## What the task asks:
Here is the listing. Report each line in it that contains the string "document".
######
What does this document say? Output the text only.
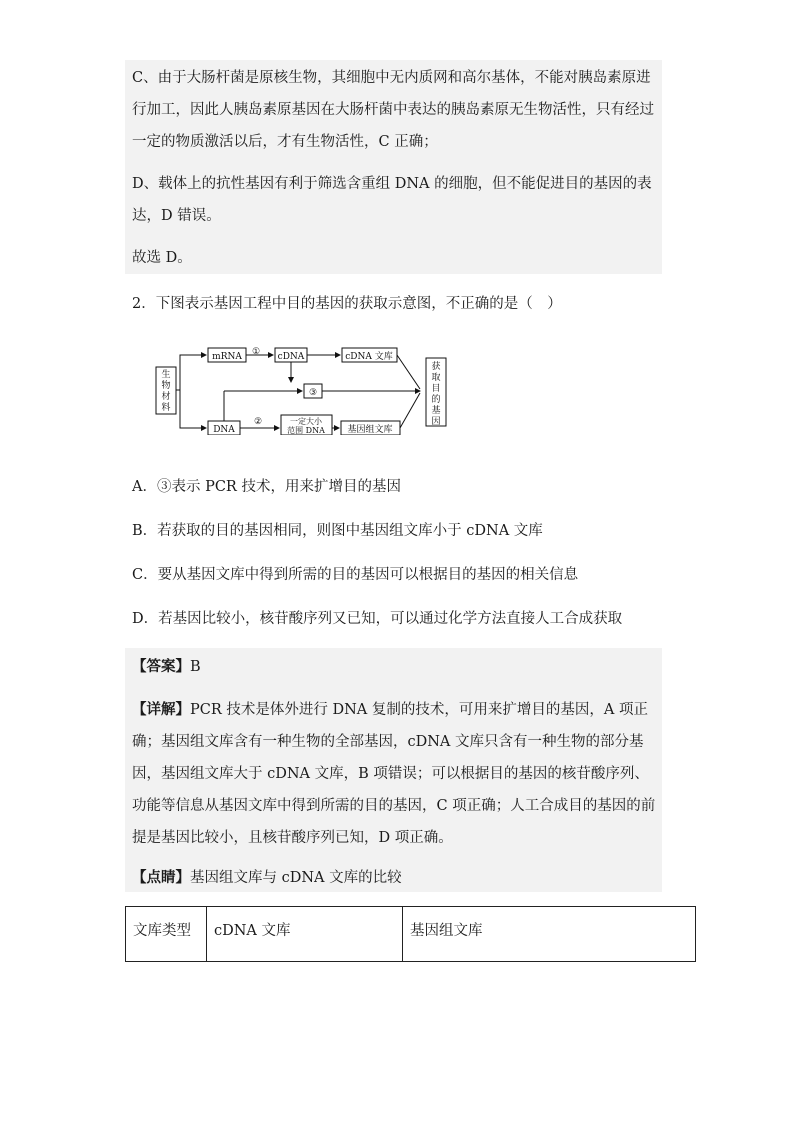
C、由于大肠杆菌是原核生物，其细胞中无内质网和高尔基体，不能对胰岛素原进行加工，因此人胰岛素原基因在大肠杆菌中表达的胰岛素原无生物活性，只有经过一定的物质激活以后，才有生物活性，C 正确；

D、载体上的抗性基因有利于筛选含重组 DNA 的细胞，但不能促进目的基因的表达，D 错误。

故选 D。

2．下图表示基因工程中目的基因的获取示意图，不正确的是（　）

生
物
材
料
mRNA ① cDNA	cDNA 文库
③
DNA
②	一定大小
范围 DNA	基因组文库
获
取
目
的
基
因

A．③表示 PCR 技术，用来扩增目的基因

B．若获取的目的基因相同，则图中基因组文库小于 cDNA 文库

C．要从基因文库中得到所需的目的基因可以根据目的基因的相关信息

D．若基因比较小，核苷酸序列又已知，可以通过化学方法直接人工合成获取

【答案】B

【详解】PCR 技术是体外进行 DNA 复制的技术，可用来扩增目的基因，A 项正确；基因组文库含有一种生物的全部基因，cDNA 文库只含有一种生物的部分基因，基因组文库大于 cDNA 文库，B 项错误；可以根据目的基因的核苷酸序列、功能等信息从基因文库中得到所需的目的基因，C 项正确；人工合成目的基因的前提是基因比较小，且核苷酸序列已知，D 项正确。

【点睛】基因组文库与 cDNA 文库的比较

文库类型	cDNA 文库	基因组文库
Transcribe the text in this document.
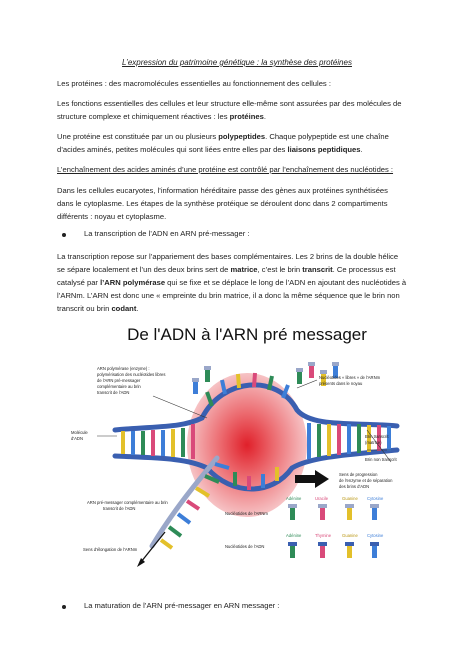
L’expression du patrimoine génétique : la synthèse des protéines
Les protéines : des macromolécules essentielles au fonctionnement des cellules :
Les fonctions essentielles des cellules et leur structure elle-même sont assurées par des molécules de
structure complexe et chimiquement réactives : les protéines.
Une protéine est constituée par un ou plusieurs polypeptides. Chaque polypeptide est une chaîne
d’acides aminés, petites molécules qui sont liées entre elles par des liaisons peptidiques.
L’enchaînement des acides aminés d’une protéine est contrôlé par l’enchaînement des nucléotides :
Dans les cellules eucaryotes, l’information héréditaire passe des gènes aux protéines synthétisées
dans le cytoplasme. Les étapes de la synthèse protéique se déroulent donc dans 2 compartiments
différents : noyau et cytoplasme.
La transcription de l’ADN en ARN pré-messager :
La transcription repose sur l’appariement des bases complémentaires. Les 2 brins de la double hélice
se sépare localement et l’un des deux brins sert de matrice, c’est le brin transcrit. Ce processus est
catalysé par l’ARN polymérase qui se fixe et se déplace le long de l’ADN en ajoutant des nucléotides à
l’ARNm. L’ARN est donc une « empreinte du brin matrice, il a donc la même séquence que le brin non
transcrit ou brin codant.
De l'ADN à l'ARN pré messager
ARN polymérase (enzyme) :
polymérisation des nucléotides libres
de l'ARN pré-messager
complémentaire au brin
transcrit de l'ADN
Nucléotides « libres » de l'ARNm
présents dans le noyau
Molécule
d'ADN	Brin transcrit
(matrice)
Brin non transcrit
Sens de progression
de l'enzyme et de séparation
des brins d'ADN
ARN pré-messager complémentaire au brin
transcrit de l'ADN
Sens d'élongation de l'ARNm
Nucléotides de l'ARNm
Nucléotides de l'ADN
Adénine	Uracile	Guanine Cytosine
Adénine	Thymine	Guanine Cytosine
La maturation de l’ARN pré-messager en ARN messager :
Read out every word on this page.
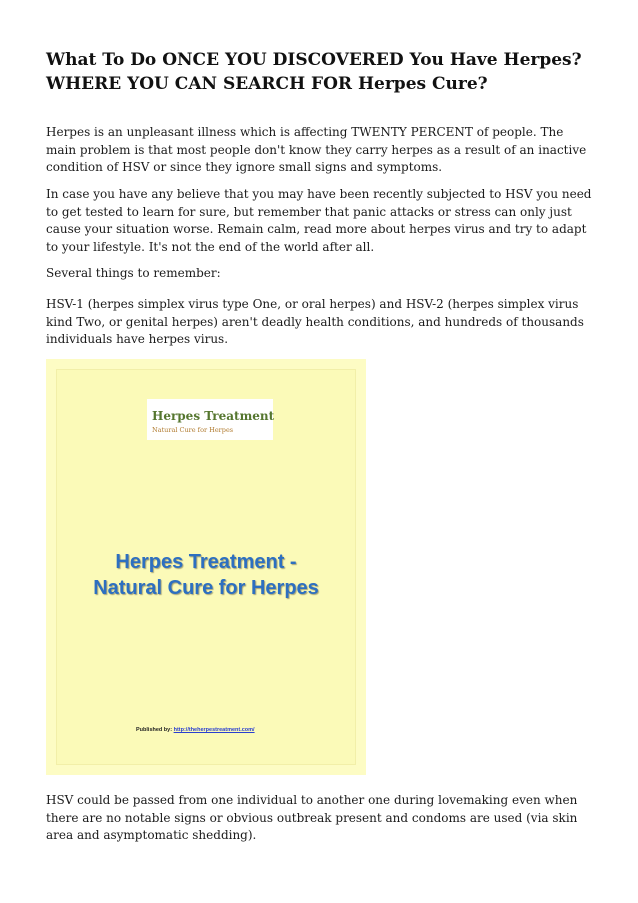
What To Do ONCE YOU DISCOVERED You Have Herpes?
WHERE YOU CAN SEARCH FOR Herpes Cure?

Herpes is an unpleasant illness which is affecting TWENTY PERCENT of people. The main problem is that most people don't know they carry herpes as a result of an inactive condition of HSV or since they ignore small signs and symptoms.

In case you have any believe that you may have been recently subjected to HSV you need to get tested to learn for sure, but remember that panic attacks or stress can only just cause your situation worse. Remain calm, read more about herpes virus and try to adapt to your lifestyle. It's not the end of the world after all.

Several things to remember:

HSV-1 (herpes simplex virus type One, or oral herpes) and HSV-2 (herpes simplex virus kind Two, or genital herpes) aren't deadly health conditions, and hundreds of thousands individuals have herpes virus.

Herpes Treatment
Natural Cure for Herpes
Herpes Treatment -
Natural Cure for Herpes
Published by: http://theherpestreatment.com/

HSV could be passed from one individual to another one during lovemaking even when there are no notable signs or obvious outbreak present and condoms are used (via skin area and asymptomatic shedding).
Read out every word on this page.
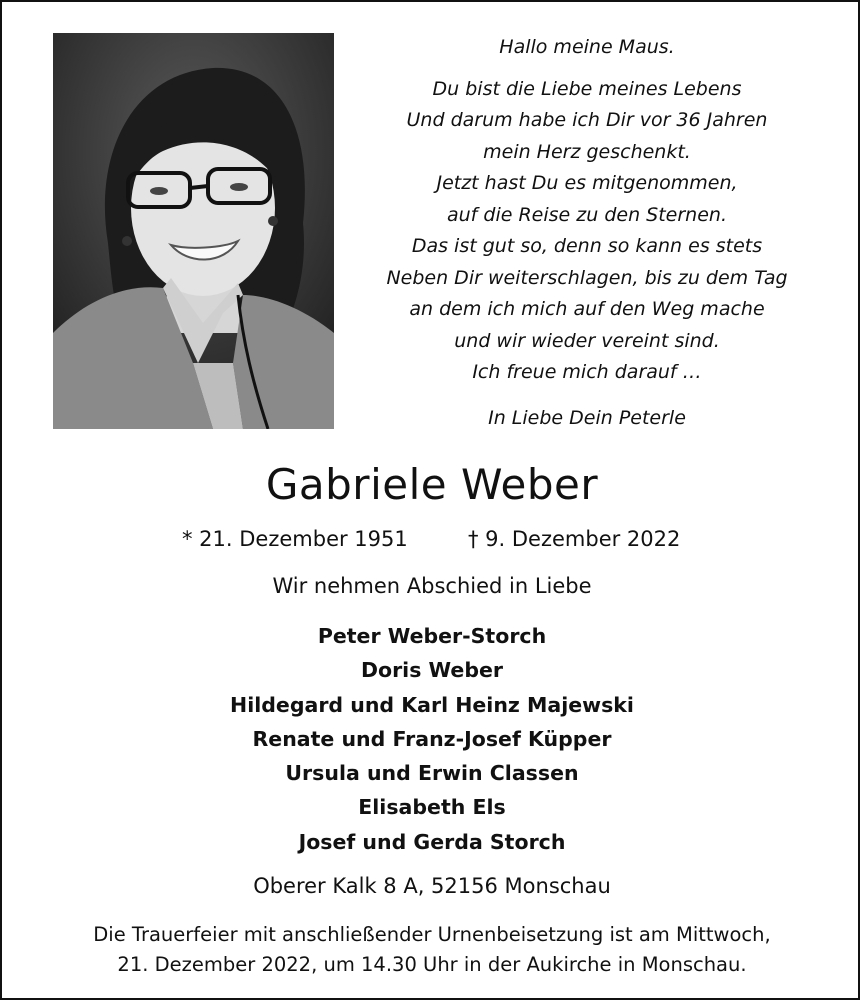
Hallo meine Maus.
Du bist die Liebe meines Lebens
Und darum habe ich Dir vor 36 Jahren
mein Herz geschenkt.
Jetzt hast Du es mitgenommen,
auf die Reise zu den Sternen.
Das ist gut so, denn so kann es stets
Neben Dir weiterschlagen, bis zu dem Tag
an dem ich mich auf den Weg mache
und wir wieder vereint sind.
Ich freue mich darauf …
In Liebe Dein Peterle
Gabriele Weber
* 21. Dezember 1951	† 9. Dezember 2022
Wir nehmen Abschied in Liebe
Peter Weber-Storch
Doris Weber
Hildegard und Karl Heinz Majewski
Renate und Franz-Josef Küpper
Ursula und Erwin Classen
Elisabeth Els
Josef und Gerda Storch
Oberer Kalk 8 A, 52156 Monschau
Die Trauerfeier mit anschließender Urnenbeisetzung ist am Mittwoch,
21. Dezember 2022, um 14.30 Uhr in der Aukirche in Monschau.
######
## Answer:
What does this document say? Output the text only.
Transcribe the text in this document.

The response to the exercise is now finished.